- **Problem**:
Every line below should be repeated exactly.

- **Stored records**:
* start *
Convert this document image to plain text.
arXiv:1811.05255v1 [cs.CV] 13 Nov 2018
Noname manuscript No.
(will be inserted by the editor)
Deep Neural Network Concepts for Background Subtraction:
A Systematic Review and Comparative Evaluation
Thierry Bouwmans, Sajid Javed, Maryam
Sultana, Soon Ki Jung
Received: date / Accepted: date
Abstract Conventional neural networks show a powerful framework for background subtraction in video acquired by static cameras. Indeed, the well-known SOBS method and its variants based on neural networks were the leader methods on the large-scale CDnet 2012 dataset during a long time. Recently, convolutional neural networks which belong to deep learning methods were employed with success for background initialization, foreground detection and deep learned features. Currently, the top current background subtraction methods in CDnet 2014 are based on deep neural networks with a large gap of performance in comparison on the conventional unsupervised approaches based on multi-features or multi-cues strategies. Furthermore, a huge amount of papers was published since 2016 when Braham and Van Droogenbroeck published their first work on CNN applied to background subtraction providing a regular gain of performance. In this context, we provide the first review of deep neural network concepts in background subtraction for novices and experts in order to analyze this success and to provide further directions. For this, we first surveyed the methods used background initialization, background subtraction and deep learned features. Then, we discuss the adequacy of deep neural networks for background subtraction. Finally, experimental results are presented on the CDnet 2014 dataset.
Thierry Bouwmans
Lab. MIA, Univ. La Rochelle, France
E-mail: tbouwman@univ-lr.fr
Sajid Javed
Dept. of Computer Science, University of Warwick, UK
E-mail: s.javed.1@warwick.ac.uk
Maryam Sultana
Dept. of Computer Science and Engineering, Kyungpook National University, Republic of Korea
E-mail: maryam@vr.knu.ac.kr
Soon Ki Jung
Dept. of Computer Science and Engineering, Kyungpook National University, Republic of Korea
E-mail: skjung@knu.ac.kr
* end *
- **Finished task**:
Convert this document image to plain text.
arXiv:1811.05255v1 [cs.CV] 13 Nov 2018
Noname manuscript No.
(will be inserted by the editor)
Deep Neural Network Concepts for Background Subtraction:
A Systematic Review and Comparative Evaluation
Thierry Bouwmans, Sajid Javed, Maryam
Sultana, Soon Ki Jung
Received: date / Accepted: date
Abstract Conventional neural networks show a powerful framework for background subtraction in video acquired by static cameras. Indeed, the well-known SOBS method and its variants based on neural networks were the leader methods on the large-scale CDnet 2012 dataset during a long time. Recently, convolutional neural networks which belong to deep learning methods were employed with success for background initialization, foreground detection and deep learned features. Currently, the top current background subtraction methods in CDnet 2014 are based on deep neural networks with a large gap of performance in comparison on the conventional unsupervised approaches based on multi-features or multi-cues strategies. Furthermore, a huge amount of papers was published since 2016 when Braham and Van Droogenbroeck published their first work on CNN applied to background subtraction providing a regular gain of performance. In this context, we provide the first review of deep neural network concepts in background subtraction for novices and experts in order to analyze this success and to provide further directions. For this, we first surveyed the methods used background initialization, background subtraction and deep learned features. Then, we discuss the adequacy of deep neural networks for background subtraction. Finally, experimental results are presented on the CDnet 2014 dataset.
Thierry Bouwmans
Lab. MIA, Univ. La Rochelle, France
E-mail: tbouwman@univ-lr.fr
Sajid Javed
Dept. of Computer Science, University of Warwick, UK
E-mail: s.javed.1@warwick.ac.uk
Maryam Sultana
Dept. of Computer Science and Engineering, Kyungpook National University, Republic of Korea
E-mail: maryam@vr.knu.ac.kr
Soon Ki Jung
Dept. of Computer Science and Engineering, Kyungpook National University, Republic of Korea
E-mail: skjung@knu.ac.kr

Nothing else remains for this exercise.